┌─ Dataset entries
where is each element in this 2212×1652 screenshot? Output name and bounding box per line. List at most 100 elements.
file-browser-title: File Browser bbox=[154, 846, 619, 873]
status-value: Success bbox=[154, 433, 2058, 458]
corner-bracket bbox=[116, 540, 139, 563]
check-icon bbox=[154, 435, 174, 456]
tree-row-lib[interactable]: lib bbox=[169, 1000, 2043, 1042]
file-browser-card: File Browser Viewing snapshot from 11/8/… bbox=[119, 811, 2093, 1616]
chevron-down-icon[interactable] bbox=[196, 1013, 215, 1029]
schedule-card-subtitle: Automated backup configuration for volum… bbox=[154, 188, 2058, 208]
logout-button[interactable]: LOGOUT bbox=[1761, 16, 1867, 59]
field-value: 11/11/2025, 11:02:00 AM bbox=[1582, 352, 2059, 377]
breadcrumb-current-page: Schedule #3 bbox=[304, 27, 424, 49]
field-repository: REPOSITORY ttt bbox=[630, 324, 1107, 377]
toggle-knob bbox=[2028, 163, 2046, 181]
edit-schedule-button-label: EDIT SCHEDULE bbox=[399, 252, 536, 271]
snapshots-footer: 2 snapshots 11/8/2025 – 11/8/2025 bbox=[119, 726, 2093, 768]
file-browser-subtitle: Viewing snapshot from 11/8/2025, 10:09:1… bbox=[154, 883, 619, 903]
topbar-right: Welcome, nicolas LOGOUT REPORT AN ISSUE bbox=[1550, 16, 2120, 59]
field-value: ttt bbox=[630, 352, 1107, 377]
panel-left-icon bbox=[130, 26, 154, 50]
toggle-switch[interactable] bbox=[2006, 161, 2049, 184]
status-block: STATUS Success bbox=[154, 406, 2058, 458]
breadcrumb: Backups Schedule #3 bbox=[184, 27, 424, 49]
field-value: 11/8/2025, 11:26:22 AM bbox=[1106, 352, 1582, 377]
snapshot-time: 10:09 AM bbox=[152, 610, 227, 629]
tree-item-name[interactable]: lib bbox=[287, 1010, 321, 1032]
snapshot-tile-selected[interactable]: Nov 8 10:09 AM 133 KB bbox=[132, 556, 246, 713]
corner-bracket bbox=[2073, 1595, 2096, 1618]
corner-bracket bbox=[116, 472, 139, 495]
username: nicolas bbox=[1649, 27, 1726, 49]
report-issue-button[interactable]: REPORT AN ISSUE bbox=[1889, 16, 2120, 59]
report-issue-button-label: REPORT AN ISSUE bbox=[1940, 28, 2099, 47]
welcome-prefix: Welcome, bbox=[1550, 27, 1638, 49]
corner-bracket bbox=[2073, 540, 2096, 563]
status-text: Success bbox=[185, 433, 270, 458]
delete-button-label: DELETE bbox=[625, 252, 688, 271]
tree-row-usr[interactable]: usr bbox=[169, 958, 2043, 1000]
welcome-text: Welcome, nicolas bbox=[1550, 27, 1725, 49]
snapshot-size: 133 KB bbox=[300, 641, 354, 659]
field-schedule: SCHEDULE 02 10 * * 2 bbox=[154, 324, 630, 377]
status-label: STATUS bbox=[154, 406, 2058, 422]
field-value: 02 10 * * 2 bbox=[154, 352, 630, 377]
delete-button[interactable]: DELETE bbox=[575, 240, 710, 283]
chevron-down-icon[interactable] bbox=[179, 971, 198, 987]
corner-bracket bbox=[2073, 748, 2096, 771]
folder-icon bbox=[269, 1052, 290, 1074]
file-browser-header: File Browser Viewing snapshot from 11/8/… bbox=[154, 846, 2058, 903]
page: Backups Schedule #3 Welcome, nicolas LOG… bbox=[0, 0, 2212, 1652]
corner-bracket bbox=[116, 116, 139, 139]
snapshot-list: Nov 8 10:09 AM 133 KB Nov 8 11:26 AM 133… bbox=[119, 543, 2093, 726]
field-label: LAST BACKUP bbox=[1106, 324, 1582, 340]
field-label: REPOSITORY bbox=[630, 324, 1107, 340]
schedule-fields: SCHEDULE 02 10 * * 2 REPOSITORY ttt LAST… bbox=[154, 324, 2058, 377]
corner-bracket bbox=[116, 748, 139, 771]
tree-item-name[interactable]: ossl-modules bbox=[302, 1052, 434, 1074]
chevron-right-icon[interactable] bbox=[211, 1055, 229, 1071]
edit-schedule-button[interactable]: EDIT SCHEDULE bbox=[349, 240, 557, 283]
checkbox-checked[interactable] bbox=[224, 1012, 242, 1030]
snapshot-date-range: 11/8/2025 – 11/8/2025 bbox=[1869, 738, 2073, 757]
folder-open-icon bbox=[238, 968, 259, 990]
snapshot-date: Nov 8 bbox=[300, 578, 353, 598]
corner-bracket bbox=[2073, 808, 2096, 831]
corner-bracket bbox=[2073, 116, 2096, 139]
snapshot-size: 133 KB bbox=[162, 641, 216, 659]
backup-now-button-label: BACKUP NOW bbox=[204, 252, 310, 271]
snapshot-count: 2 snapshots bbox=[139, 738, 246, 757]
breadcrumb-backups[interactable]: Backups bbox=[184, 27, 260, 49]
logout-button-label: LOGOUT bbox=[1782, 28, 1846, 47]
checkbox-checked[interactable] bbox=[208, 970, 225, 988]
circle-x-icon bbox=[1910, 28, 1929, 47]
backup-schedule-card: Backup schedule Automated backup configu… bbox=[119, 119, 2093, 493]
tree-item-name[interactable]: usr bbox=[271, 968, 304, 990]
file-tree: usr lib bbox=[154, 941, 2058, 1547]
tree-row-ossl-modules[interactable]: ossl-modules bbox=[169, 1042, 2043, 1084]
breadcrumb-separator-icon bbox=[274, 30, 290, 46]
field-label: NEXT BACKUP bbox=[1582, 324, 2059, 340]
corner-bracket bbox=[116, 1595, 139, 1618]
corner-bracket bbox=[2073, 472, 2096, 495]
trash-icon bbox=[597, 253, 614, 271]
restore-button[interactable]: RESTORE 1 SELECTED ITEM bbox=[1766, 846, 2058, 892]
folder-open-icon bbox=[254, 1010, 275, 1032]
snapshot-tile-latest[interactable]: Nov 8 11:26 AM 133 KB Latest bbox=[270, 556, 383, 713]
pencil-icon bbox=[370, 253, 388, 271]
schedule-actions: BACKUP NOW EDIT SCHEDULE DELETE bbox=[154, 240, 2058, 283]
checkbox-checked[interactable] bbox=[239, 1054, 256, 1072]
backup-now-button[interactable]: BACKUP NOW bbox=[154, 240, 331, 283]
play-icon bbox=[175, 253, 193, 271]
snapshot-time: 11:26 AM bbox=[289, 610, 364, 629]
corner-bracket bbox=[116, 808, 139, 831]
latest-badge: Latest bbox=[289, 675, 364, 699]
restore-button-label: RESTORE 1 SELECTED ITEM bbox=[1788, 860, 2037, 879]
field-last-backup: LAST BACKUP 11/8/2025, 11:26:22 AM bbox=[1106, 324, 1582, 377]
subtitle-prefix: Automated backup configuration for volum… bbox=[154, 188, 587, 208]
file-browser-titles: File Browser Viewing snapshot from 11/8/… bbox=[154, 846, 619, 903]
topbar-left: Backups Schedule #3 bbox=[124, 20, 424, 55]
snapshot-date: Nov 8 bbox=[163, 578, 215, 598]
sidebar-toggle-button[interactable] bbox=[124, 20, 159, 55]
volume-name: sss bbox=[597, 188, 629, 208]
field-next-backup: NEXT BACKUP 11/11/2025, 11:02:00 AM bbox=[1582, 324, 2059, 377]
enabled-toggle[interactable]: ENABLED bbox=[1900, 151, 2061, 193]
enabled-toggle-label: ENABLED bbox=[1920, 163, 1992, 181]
└─
Edit everything from the start of the material down through the line containing "edit-schedule-button-label: EDIT SCHEDULE", replacing "File Browser" with "Snapshot Explorer" and leaving all else unchanged.

where is each element in this 2212×1652 screenshot? Output name and bounding box per line. List at most 100 elements.
file-browser-title: Snapshot Explorer bbox=[154, 846, 619, 873]
status-value: Success bbox=[154, 433, 2058, 458]
corner-bracket bbox=[116, 540, 139, 563]
check-icon bbox=[154, 435, 174, 456]
tree-row-lib[interactable]: lib bbox=[169, 1000, 2043, 1042]
file-browser-card: Snapshot Explorer Viewing snapshot from 11/8/… bbox=[119, 811, 2093, 1616]
chevron-down-icon[interactable] bbox=[196, 1013, 215, 1029]
schedule-card-subtitle: Automated backup configuration for volum… bbox=[154, 188, 2058, 208]
logout-button[interactable]: LOGOUT bbox=[1761, 16, 1867, 59]
field-value: 11/11/2025, 11:02:00 AM bbox=[1582, 352, 2059, 377]
breadcrumb-current-page: Schedule #3 bbox=[304, 27, 424, 49]
field-repository: REPOSITORY ttt bbox=[630, 324, 1107, 377]
toggle-knob bbox=[2028, 163, 2046, 181]
edit-schedule-button-label: EDIT SCHEDULE bbox=[399, 252, 536, 271]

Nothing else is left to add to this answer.